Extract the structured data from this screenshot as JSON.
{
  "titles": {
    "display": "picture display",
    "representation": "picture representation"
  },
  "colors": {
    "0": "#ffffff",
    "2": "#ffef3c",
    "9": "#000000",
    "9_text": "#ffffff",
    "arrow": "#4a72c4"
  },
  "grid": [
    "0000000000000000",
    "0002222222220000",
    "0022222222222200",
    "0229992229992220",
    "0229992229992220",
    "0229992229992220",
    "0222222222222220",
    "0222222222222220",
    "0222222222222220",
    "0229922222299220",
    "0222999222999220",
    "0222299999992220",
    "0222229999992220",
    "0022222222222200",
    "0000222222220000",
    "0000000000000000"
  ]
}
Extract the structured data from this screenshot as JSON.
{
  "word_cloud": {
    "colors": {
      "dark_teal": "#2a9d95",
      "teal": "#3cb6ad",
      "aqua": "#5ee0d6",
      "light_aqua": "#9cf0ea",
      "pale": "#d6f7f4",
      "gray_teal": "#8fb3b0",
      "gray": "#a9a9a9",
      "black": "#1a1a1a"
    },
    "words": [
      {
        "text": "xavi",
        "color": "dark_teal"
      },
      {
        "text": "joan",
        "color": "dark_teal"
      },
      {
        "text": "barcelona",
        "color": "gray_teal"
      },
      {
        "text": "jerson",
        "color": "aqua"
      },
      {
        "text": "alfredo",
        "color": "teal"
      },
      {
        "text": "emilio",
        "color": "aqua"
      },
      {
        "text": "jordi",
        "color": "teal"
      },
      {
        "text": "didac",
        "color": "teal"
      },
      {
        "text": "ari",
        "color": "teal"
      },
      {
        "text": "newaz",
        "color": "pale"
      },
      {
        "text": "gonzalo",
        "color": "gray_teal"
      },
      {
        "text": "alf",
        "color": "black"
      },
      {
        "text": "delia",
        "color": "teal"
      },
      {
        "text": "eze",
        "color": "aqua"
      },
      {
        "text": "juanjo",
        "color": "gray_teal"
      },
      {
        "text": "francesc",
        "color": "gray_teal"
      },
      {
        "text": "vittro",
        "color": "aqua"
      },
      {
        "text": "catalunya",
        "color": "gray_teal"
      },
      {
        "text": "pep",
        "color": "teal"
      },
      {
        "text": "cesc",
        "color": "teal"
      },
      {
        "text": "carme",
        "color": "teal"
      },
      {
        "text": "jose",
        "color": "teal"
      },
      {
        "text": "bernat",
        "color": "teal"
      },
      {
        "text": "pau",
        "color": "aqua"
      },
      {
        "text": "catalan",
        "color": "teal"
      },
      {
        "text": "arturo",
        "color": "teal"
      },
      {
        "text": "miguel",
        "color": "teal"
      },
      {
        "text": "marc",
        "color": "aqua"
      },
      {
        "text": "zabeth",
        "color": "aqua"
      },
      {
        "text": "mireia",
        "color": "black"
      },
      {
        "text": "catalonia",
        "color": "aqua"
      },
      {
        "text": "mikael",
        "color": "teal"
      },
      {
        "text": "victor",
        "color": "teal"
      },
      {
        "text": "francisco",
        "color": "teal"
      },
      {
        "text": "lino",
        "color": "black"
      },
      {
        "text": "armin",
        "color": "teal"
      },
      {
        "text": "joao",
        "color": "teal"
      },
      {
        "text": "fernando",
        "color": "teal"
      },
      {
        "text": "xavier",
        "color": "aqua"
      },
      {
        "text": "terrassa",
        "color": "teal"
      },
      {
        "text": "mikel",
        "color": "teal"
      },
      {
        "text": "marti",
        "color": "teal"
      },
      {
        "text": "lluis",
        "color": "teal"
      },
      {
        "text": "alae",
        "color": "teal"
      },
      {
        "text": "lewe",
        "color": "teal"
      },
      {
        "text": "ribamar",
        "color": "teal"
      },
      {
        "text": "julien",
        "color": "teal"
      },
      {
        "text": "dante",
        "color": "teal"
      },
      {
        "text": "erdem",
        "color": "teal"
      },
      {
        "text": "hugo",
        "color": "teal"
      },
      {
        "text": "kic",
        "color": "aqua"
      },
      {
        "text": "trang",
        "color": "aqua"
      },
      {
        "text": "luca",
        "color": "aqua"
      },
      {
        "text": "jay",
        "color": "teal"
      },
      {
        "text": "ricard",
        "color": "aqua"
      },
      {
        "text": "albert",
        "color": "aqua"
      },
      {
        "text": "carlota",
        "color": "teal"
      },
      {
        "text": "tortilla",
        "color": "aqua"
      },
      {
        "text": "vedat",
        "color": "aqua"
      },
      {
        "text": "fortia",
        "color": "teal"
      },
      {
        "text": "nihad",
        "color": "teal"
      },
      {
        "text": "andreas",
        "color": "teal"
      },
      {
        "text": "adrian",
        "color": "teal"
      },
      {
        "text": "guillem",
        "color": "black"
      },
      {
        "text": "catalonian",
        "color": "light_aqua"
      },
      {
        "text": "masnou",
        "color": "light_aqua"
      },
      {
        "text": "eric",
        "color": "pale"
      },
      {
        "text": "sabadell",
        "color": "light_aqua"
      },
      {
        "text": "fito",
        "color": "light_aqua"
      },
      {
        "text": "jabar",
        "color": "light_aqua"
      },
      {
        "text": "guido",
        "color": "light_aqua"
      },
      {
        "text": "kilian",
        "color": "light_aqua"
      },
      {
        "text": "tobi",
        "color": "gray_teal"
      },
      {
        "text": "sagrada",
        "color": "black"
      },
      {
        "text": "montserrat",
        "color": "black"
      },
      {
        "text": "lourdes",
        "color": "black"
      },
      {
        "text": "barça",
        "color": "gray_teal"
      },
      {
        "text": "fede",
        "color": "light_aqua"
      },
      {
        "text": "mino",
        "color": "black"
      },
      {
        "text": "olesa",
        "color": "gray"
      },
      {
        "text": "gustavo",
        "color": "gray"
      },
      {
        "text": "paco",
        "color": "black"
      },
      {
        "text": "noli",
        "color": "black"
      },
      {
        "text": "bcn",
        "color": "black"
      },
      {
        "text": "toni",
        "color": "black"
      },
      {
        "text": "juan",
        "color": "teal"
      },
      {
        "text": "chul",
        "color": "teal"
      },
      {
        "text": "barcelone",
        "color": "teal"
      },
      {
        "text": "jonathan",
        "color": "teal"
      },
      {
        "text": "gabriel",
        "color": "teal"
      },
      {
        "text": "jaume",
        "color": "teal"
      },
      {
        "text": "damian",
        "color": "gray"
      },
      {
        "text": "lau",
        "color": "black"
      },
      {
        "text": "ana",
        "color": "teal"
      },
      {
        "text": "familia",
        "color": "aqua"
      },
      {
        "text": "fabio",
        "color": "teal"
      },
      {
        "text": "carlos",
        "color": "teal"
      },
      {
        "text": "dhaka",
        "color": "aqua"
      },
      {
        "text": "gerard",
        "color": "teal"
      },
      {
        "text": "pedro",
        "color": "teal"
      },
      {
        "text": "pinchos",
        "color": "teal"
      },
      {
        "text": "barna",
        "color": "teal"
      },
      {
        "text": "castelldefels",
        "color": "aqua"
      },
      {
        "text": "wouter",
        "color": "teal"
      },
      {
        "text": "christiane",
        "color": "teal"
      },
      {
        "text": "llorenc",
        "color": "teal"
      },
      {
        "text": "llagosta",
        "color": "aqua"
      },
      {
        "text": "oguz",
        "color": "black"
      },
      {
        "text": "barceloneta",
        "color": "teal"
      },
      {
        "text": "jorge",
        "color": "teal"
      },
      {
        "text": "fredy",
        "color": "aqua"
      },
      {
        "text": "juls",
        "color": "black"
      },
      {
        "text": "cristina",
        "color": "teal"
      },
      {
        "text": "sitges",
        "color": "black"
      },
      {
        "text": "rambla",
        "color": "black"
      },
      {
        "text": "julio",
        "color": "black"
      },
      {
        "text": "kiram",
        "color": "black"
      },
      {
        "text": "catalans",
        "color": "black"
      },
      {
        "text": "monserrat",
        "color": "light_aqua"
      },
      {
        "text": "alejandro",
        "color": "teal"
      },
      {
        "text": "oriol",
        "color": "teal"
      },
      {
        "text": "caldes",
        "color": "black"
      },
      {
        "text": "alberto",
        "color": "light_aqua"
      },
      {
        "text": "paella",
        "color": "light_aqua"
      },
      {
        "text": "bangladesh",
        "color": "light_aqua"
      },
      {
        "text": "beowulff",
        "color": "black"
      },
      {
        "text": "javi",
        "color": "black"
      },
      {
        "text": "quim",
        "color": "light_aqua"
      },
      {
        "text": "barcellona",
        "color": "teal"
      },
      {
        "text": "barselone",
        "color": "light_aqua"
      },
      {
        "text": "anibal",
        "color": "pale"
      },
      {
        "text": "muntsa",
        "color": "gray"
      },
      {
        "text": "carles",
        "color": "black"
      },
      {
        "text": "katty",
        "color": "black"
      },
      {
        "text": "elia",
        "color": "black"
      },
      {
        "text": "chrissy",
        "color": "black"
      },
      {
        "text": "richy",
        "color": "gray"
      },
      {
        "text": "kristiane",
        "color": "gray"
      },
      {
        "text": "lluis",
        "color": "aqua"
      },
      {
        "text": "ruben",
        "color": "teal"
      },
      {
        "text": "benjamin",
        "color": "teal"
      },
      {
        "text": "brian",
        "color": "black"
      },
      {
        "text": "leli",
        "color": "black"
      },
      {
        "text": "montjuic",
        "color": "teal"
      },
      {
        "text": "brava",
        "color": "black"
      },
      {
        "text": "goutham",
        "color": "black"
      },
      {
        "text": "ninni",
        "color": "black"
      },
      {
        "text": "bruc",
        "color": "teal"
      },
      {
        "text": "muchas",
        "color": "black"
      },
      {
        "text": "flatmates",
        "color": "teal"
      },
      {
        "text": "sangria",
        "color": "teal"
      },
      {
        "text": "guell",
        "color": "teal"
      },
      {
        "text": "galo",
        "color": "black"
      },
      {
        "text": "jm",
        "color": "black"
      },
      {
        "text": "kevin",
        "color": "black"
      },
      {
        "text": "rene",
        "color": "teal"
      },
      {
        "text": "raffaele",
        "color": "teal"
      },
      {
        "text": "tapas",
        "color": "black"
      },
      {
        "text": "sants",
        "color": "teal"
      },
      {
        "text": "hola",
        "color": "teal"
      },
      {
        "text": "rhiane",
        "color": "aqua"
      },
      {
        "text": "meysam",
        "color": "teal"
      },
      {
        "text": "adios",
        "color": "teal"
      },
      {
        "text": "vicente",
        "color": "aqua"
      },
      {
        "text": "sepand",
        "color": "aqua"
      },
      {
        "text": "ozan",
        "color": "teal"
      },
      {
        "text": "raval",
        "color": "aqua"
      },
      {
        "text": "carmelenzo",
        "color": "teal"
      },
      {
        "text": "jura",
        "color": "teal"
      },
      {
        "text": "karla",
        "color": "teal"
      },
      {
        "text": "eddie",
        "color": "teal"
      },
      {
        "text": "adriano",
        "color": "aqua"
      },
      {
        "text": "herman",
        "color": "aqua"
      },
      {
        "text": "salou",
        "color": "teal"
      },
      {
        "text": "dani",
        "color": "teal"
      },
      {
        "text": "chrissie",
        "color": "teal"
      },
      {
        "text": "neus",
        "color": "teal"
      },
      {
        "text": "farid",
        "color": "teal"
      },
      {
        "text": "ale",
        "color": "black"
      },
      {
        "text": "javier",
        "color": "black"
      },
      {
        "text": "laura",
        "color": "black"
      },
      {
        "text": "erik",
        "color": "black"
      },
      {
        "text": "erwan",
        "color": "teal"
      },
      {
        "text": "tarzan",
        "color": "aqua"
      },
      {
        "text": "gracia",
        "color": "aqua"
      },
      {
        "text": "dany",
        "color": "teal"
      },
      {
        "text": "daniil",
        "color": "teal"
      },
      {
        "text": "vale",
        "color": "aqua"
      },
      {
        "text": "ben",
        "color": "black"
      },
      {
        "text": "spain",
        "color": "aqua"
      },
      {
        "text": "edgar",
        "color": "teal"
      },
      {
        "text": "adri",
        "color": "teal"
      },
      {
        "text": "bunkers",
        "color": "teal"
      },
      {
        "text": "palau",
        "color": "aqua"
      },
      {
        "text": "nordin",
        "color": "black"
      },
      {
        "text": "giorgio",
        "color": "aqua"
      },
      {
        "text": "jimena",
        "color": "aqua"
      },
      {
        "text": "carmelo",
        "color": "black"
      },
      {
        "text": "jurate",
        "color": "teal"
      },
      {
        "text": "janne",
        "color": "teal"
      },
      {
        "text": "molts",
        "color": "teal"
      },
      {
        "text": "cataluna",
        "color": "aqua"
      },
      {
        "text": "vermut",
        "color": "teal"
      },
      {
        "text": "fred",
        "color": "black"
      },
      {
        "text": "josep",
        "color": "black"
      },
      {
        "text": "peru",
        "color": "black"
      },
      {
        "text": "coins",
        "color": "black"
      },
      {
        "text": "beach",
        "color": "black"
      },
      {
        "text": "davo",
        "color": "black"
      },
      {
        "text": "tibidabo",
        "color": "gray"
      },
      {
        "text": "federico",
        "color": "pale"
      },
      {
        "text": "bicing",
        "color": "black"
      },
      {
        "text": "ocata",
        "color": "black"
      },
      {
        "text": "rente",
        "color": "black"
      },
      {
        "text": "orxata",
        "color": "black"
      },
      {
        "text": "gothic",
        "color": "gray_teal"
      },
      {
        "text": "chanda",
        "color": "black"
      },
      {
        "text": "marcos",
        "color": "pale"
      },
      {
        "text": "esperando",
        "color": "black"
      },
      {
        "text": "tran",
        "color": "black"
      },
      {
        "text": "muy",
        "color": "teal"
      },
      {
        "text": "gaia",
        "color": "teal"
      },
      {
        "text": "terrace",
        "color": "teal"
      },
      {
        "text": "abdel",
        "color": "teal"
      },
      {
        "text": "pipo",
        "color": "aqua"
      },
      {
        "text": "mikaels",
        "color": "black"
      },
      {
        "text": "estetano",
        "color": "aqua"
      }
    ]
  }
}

· · · · ·

## Directions
Pull out all lines from the listing that contain the string "picture".

## Answer for this exercise
    "display": "picture display",
    "representation": "picture representation"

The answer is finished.